● **Aim of the task**:
Scan the records for the line containing "Read this page and output its text content."; extract it and all later lines, verbatim, through the end, and nothing before it.

● **Data**:

################

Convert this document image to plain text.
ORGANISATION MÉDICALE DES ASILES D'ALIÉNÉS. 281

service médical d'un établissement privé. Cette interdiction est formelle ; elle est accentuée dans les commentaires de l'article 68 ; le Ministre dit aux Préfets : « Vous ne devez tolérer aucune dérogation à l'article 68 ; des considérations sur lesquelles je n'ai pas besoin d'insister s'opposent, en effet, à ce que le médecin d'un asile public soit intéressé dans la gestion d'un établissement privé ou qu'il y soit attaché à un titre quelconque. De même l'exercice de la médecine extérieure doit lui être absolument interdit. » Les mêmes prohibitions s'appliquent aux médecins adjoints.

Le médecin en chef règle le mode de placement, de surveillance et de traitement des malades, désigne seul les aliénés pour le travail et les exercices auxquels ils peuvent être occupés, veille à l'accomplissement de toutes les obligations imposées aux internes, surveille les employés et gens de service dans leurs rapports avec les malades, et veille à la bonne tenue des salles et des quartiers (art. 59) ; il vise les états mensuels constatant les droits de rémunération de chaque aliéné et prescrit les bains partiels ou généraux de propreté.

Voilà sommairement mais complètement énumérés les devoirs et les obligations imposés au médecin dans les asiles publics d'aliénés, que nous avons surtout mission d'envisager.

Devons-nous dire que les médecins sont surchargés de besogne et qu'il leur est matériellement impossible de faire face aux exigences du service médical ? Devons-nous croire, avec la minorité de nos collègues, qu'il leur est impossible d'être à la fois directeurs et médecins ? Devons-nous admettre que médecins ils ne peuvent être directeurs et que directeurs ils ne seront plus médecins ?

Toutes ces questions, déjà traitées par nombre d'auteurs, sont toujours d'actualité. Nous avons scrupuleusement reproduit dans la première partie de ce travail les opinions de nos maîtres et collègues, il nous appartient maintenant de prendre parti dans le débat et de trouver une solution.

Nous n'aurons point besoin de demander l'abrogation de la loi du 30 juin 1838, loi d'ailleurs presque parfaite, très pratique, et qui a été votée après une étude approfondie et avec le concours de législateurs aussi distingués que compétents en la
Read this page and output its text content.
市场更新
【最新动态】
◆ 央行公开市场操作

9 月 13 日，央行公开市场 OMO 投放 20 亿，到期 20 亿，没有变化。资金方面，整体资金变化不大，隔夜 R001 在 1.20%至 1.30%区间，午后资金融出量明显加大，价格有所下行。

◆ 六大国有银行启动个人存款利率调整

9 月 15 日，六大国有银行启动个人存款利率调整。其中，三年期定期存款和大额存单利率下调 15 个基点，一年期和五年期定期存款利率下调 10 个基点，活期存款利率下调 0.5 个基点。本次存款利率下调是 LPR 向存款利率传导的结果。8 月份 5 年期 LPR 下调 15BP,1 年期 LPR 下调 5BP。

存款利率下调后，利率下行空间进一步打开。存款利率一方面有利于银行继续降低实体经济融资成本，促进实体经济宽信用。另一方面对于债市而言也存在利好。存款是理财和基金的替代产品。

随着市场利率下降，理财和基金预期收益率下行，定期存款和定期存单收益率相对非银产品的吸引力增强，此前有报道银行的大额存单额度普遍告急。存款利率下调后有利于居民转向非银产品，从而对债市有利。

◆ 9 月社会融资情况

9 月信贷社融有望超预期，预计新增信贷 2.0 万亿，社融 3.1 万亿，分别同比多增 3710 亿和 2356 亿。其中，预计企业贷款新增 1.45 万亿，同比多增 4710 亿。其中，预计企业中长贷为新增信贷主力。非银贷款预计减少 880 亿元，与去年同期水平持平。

################

● **Complete response**:
Read this page and output its text content.
市场更新
【最新动态】
◆ 央行公开市场操作

9 月 13 日，央行公开市场 OMO 投放 20 亿，到期 20 亿，没有变化。资金方面，整体资金变化不大，隔夜 R001 在 1.20%至 1.30%区间，午后资金融出量明显加大，价格有所下行。

◆ 六大国有银行启动个人存款利率调整

9 月 15 日，六大国有银行启动个人存款利率调整。其中，三年期定期存款和大额存单利率下调 15 个基点，一年期和五年期定期存款利率下调 10 个基点，活期存款利率下调 0.5 个基点。本次存款利率下调是 LPR 向存款利率传导的结果。8 月份 5 年期 LPR 下调 15BP,1 年期 LPR 下调 5BP。

存款利率下调后，利率下行空间进一步打开。存款利率一方面有利于银行继续降低实体经济融资成本，促进实体经济宽信用。另一方面对于债市而言也存在利好。存款是理财和基金的替代产品。

随着市场利率下降，理财和基金预期收益率下行，定期存款和定期存单收益率相对非银产品的吸引力增强，此前有报道银行的大额存单额度普遍告急。存款利率下调后有利于居民转向非银产品，从而对债市有利。

◆ 9 月社会融资情况

9 月信贷社融有望超预期，预计新增信贷 2.0 万亿，社融 3.1 万亿，分别同比多增 3710 亿和 2356 亿。其中，预计企业贷款新增 1.45 万亿，同比多增 4710 亿。其中，预计企业中长贷为新增信贷主力。非银贷款预计减少 880 亿元，与去年同期水平持平。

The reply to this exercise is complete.